⟨
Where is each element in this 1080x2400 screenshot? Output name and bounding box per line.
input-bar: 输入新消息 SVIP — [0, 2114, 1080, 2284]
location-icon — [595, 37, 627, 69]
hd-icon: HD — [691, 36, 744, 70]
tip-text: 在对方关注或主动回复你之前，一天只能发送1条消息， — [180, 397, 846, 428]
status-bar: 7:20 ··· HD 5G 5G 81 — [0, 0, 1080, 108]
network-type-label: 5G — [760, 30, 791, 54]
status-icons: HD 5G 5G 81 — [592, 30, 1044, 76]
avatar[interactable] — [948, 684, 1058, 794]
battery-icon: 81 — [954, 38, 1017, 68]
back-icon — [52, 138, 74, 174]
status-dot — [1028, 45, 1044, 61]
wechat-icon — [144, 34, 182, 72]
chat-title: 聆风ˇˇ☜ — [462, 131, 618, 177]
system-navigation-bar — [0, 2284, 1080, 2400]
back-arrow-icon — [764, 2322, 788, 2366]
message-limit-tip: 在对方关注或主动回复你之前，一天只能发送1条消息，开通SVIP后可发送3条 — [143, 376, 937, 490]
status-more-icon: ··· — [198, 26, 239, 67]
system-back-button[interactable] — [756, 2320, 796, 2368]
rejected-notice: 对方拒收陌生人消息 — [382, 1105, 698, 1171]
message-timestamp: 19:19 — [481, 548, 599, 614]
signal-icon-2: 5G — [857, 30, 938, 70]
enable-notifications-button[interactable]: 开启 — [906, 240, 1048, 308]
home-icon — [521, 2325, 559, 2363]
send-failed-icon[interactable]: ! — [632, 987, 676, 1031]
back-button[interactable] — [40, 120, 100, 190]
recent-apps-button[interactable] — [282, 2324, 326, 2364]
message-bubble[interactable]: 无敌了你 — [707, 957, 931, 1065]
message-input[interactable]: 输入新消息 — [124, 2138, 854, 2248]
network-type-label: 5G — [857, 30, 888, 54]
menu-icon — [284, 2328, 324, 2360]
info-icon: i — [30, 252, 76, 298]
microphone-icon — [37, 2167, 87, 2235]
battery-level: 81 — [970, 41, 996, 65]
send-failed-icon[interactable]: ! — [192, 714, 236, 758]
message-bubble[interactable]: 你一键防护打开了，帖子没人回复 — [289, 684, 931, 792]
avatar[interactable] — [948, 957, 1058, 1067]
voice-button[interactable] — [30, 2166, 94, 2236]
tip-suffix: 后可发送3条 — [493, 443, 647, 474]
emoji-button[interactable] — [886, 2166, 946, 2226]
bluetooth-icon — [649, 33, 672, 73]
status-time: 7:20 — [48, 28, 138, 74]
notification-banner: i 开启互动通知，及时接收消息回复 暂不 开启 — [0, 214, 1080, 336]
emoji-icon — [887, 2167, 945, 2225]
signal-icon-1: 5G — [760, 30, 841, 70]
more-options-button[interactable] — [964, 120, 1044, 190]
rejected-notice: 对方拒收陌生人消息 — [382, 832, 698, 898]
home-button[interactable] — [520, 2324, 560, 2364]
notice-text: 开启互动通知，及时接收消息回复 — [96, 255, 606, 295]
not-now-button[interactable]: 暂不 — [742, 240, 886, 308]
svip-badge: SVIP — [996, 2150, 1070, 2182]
⟩
Copy the data above line for line, with no changes.

Completed task:
Where is each element in this 1080x2400 screenshot? Output name and bounding box per line.
input-bar: 输入新消息 SVIP — [0, 2114, 1080, 2284]
location-icon — [595, 37, 627, 69]
hd-icon: HD — [691, 36, 744, 70]
tip-text: 在对方关注或主动回复你之前，一天只能发送1条消息， — [180, 397, 846, 428]
status-bar: 7:20 ··· HD 5G 5G 81 — [0, 0, 1080, 108]
network-type-label: 5G — [760, 30, 791, 54]
status-icons: HD 5G 5G 81 — [592, 30, 1044, 76]
avatar[interactable] — [948, 684, 1058, 794]
battery-icon: 81 — [954, 38, 1017, 68]
back-icon — [52, 138, 74, 174]
status-dot — [1028, 45, 1044, 61]
wechat-icon — [144, 34, 182, 72]
chat-title: 聆风ˇˇ☜ — [462, 131, 618, 177]
system-navigation-bar — [0, 2284, 1080, 2400]
back-arrow-icon — [764, 2322, 788, 2366]
message-limit-tip: 在对方关注或主动回复你之前，一天只能发送1条消息，开通SVIP后可发送3条 — [143, 376, 937, 490]
status-more-icon: ··· — [198, 26, 239, 67]
system-back-button[interactable] — [756, 2320, 796, 2368]
rejected-notice: 对方拒收陌生人消息 — [382, 1105, 698, 1171]
message-timestamp: 19:19 — [481, 548, 599, 614]
signal-icon-2: 5G — [857, 30, 938, 70]
enable-notifications-button[interactable]: 开启 — [906, 240, 1048, 308]
home-icon — [521, 2325, 559, 2363]
send-failed-icon[interactable]: ! — [632, 987, 676, 1031]
back-button[interactable] — [40, 120, 100, 190]
recent-apps-button[interactable] — [282, 2324, 326, 2364]
message-bubble[interactable]: 无敌了你 — [707, 957, 931, 1065]
message-input[interactable]: 输入新消息 — [124, 2138, 854, 2248]
network-type-label: 5G — [857, 30, 888, 54]
menu-icon — [284, 2328, 324, 2360]
info-icon: i — [30, 252, 76, 298]
microphone-icon — [37, 2167, 87, 2235]
battery-level: 81 — [970, 41, 996, 65]
send-failed-icon[interactable]: ! — [192, 714, 236, 758]
message-bubble[interactable]: 你一键防护打开了，帖子没人回复 — [289, 684, 931, 792]
avatar[interactable] — [948, 957, 1058, 1067]
voice-button[interactable] — [30, 2166, 94, 2236]
tip-suffix: 后可发送3条 — [493, 443, 647, 474]
emoji-button[interactable] — [886, 2166, 946, 2226]
bluetooth-icon — [649, 33, 672, 73]
status-time: 7:20 — [48, 28, 138, 74]
notification-banner: i 开启互动通知，及时接收消息回复 暂不 开启 — [0, 214, 1080, 336]
emoji-icon — [887, 2167, 945, 2225]
signal-icon-1: 5G — [760, 30, 841, 70]
more-options-button[interactable] — [964, 120, 1044, 190]
rejected-notice: 对方拒收陌生人消息 — [382, 832, 698, 898]
home-button[interactable] — [520, 2324, 560, 2364]
notice-text: 开启互动通知，及时接收消息回复 — [96, 255, 606, 295]
not-now-button[interactable]: 暂不 — [742, 240, 886, 308]
svip-badge: SVIP — [996, 2150, 1070, 2182]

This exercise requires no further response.